• Exercise: Omit the pictures, please, and give each record below again exactly.

[Part of a data file]
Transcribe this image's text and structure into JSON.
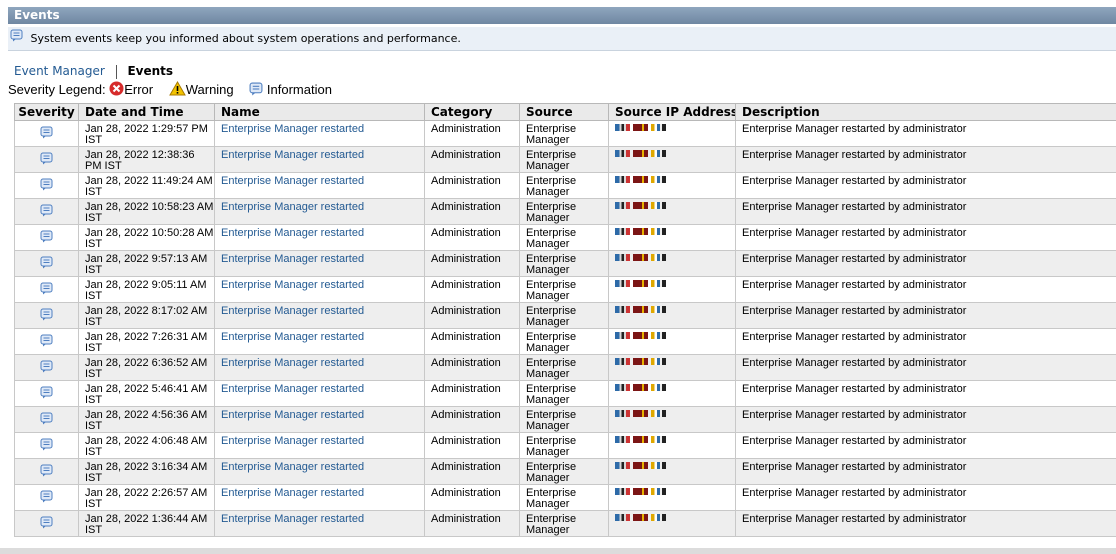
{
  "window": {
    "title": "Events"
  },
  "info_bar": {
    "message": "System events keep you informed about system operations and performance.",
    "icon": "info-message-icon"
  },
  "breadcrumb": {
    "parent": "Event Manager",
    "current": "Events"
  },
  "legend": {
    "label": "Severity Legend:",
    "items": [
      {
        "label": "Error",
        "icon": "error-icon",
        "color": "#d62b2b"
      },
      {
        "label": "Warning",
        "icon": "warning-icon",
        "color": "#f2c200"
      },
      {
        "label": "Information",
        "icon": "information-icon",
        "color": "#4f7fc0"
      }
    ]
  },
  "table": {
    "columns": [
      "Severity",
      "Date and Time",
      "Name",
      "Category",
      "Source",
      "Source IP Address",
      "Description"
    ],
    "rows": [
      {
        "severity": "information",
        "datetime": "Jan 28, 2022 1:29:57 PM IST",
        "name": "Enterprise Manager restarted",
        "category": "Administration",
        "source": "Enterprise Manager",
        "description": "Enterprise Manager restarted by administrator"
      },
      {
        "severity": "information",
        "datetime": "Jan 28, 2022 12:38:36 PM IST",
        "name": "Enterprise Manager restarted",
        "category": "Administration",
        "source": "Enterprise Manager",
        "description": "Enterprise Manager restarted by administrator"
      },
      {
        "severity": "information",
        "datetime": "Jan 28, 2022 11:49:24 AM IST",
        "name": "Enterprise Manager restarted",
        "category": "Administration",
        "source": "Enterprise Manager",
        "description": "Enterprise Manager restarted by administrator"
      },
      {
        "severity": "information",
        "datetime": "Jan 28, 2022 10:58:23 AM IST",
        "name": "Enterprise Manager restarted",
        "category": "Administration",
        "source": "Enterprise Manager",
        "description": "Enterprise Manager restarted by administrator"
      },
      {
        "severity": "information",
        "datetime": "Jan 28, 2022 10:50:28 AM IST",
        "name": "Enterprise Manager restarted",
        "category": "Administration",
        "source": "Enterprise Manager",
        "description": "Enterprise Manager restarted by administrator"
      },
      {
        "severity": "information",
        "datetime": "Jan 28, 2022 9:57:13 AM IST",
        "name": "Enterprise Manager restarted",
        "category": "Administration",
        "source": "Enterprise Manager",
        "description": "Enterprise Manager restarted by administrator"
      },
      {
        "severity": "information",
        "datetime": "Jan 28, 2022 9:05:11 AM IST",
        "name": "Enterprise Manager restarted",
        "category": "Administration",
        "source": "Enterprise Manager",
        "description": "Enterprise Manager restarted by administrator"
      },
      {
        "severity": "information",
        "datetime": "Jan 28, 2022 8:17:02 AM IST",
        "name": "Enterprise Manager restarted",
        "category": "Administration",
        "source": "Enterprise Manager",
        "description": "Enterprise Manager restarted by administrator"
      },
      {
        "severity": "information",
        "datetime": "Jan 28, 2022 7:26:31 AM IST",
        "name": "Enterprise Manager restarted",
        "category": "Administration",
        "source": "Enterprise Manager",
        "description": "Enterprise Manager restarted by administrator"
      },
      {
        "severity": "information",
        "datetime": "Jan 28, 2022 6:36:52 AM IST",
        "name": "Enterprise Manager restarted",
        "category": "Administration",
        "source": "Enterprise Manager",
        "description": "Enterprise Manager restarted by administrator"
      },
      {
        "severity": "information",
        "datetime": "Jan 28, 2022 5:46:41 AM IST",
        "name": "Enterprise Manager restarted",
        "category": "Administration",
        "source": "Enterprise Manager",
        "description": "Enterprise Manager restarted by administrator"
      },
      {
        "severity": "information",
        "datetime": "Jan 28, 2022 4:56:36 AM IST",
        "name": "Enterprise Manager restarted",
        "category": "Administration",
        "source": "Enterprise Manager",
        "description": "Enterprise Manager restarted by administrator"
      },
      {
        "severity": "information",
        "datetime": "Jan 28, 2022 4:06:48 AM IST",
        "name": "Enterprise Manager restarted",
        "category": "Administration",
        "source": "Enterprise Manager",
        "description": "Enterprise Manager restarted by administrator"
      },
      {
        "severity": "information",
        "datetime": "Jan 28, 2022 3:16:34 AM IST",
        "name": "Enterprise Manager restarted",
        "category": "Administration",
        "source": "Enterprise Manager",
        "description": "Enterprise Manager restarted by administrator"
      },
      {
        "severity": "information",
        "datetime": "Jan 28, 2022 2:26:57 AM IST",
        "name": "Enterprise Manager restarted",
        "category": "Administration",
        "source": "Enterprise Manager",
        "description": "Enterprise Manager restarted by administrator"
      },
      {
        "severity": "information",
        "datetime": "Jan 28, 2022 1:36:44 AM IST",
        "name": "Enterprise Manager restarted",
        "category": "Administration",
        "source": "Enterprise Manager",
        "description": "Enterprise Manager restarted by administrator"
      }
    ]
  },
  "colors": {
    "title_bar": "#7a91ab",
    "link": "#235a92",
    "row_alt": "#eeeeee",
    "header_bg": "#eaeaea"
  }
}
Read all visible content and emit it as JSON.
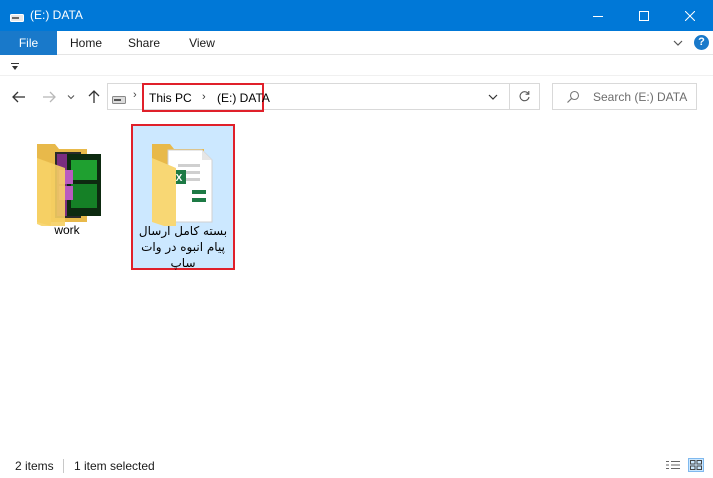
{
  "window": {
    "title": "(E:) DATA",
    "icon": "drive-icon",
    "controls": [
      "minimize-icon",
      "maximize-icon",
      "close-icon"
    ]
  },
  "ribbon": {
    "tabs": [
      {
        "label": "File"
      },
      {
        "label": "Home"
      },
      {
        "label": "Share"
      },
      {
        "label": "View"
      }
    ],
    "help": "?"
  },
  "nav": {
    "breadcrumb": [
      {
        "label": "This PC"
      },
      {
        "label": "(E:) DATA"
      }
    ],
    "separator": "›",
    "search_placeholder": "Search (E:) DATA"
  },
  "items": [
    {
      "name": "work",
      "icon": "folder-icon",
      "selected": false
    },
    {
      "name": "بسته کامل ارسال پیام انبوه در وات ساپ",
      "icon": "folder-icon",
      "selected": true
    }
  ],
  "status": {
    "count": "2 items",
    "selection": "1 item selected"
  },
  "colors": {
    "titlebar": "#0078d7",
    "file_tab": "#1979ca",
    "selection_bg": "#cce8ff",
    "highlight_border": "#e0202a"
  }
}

• Reply to the task:
Transcribe this image's text and structure into JSON.
{
  "window": {
    "title": "Events"
  },
  "info_bar": {
    "message": "System events keep you informed about system operations and performance.",
    "icon": "info-message-icon"
  },
  "breadcrumb": {
    "parent": "Event Manager",
    "current": "Events"
  },
  "legend": {
    "label": "Severity Legend:",
    "items": [
      {
        "label": "Error",
        "icon": "error-icon",
        "color": "#d62b2b"
      },
      {
        "label": "Warning",
        "icon": "warning-icon",
        "color": "#f2c200"
      },
      {
        "label": "Information",
        "icon": "information-icon",
        "color": "#4f7fc0"
      }
    ]
  },
  "table": {
    "columns": [
      "Severity",
      "Date and Time",
      "Name",
      "Category",
      "Source",
      "Source IP Address",
      "Description"
    ],
    "rows": [
      {
        "severity": "information",
        "datetime": "Jan 28, 2022 1:29:57 PM IST",
        "name": "Enterprise Manager restarted",
        "category": "Administration",
        "source": "Enterprise Manager",
        "description": "Enterprise Manager restarted by administrator"
      },
      {
        "severity": "information",
        "datetime": "Jan 28, 2022 12:38:36 PM IST",
        "name": "Enterprise Manager restarted",
        "category": "Administration",
        "source": "Enterprise Manager",
        "description": "Enterprise Manager restarted by administrator"
      },
      {
        "severity": "information",
        "datetime": "Jan 28, 2022 11:49:24 AM IST",
        "name": "Enterprise Manager restarted",
        "category": "Administration",
        "source": "Enterprise Manager",
        "description": "Enterprise Manager restarted by administrator"
      },
      {
        "severity": "information",
        "datetime": "Jan 28, 2022 10:58:23 AM IST",
        "name": "Enterprise Manager restarted",
        "category": "Administration",
        "source": "Enterprise Manager",
        "description": "Enterprise Manager restarted by administrator"
      },
      {
        "severity": "information",
        "datetime": "Jan 28, 2022 10:50:28 AM IST",
        "name": "Enterprise Manager restarted",
        "category": "Administration",
        "source": "Enterprise Manager",
        "description": "Enterprise Manager restarted by administrator"
      },
      {
        "severity": "information",
        "datetime": "Jan 28, 2022 9:57:13 AM IST",
        "name": "Enterprise Manager restarted",
        "category": "Administration",
        "source": "Enterprise Manager",
        "description": "Enterprise Manager restarted by administrator"
      },
      {
        "severity": "information",
        "datetime": "Jan 28, 2022 9:05:11 AM IST",
        "name": "Enterprise Manager restarted",
        "category": "Administration",
        "source": "Enterprise Manager",
        "description": "Enterprise Manager restarted by administrator"
      },
      {
        "severity": "information",
        "datetime": "Jan 28, 2022 8:17:02 AM IST",
        "name": "Enterprise Manager restarted",
        "category": "Administration",
        "source": "Enterprise Manager",
        "description": "Enterprise Manager restarted by administrator"
      },
      {
        "severity": "information",
        "datetime": "Jan 28, 2022 7:26:31 AM IST",
        "name": "Enterprise Manager restarted",
        "category": "Administration",
        "source": "Enterprise Manager",
        "description": "Enterprise Manager restarted by administrator"
      },
      {
        "severity": "information",
        "datetime": "Jan 28, 2022 6:36:52 AM IST",
        "name": "Enterprise Manager restarted",
        "category": "Administration",
        "source": "Enterprise Manager",
        "description": "Enterprise Manager restarted by administrator"
      },
      {
        "severity": "information",
        "datetime": "Jan 28, 2022 5:46:41 AM IST",
        "name": "Enterprise Manager restarted",
        "category": "Administration",
        "source": "Enterprise Manager",
        "description": "Enterprise Manager restarted by administrator"
      },
      {
        "severity": "information",
        "datetime": "Jan 28, 2022 4:56:36 AM IST",
        "name": "Enterprise Manager restarted",
        "category": "Administration",
        "source": "Enterprise Manager",
        "description": "Enterprise Manager restarted by administrator"
      },
      {
        "severity": "information",
        "datetime": "Jan 28, 2022 4:06:48 AM IST",
        "name": "Enterprise Manager restarted",
        "category": "Administration",
        "source": "Enterprise Manager",
        "description": "Enterprise Manager restarted by administrator"
      },
      {
        "severity": "information",
        "datetime": "Jan 28, 2022 3:16:34 AM IST",
        "name": "Enterprise Manager restarted",
        "category": "Administration",
        "source": "Enterprise Manager",
        "description": "Enterprise Manager restarted by administrator"
      },
      {
        "severity": "information",
        "datetime": "Jan 28, 2022 2:26:57 AM IST",
        "name": "Enterprise Manager restarted",
        "category": "Administration",
        "source": "Enterprise Manager",
        "description": "Enterprise Manager restarted by administrator"
      },
      {
        "severity": "information",
        "datetime": "Jan 28, 2022 1:36:44 AM IST",
        "name": "Enterprise Manager restarted",
        "category": "Administration",
        "source": "Enterprise Manager",
        "description": "Enterprise Manager restarted by administrator"
      }
    ]
  },
  "colors": {
    "title_bar": "#7a91ab",
    "link": "#235a92",
    "row_alt": "#eeeeee",
    "header_bg": "#eaeaea"
  }
}
Read all visible content and emit it as JSON.
{
  "window": {
    "title": "(E:) DATA",
    "icon": "drive-icon",
    "controls": [
      "minimize-icon",
      "maximize-icon",
      "close-icon"
    ]
  },
  "ribbon": {
    "tabs": [
      {
        "label": "File"
      },
      {
        "label": "Home"
      },
      {
        "label": "Share"
      },
      {
        "label": "View"
      }
    ],
    "help": "?"
  },
  "nav": {
    "breadcrumb": [
      {
        "label": "This PC"
      },
      {
        "label": "(E:) DATA"
      }
    ],
    "separator": "›",
    "search_placeholder": "Search (E:) DATA"
  },
  "items": [
    {
      "name": "work",
      "icon": "folder-icon",
      "selected": false
    },
    {
      "name": "بسته کامل ارسال پیام انبوه در وات ساپ",
      "icon": "folder-icon",
      "selected": true
    }
  ],
  "status": {
    "count": "2 items",
    "selection": "1 item selected"
  },
  "colors": {
    "titlebar": "#0078d7",
    "file_tab": "#1979ca",
    "selection_bg": "#cce8ff",
    "highlight_border": "#e0202a"
  }
}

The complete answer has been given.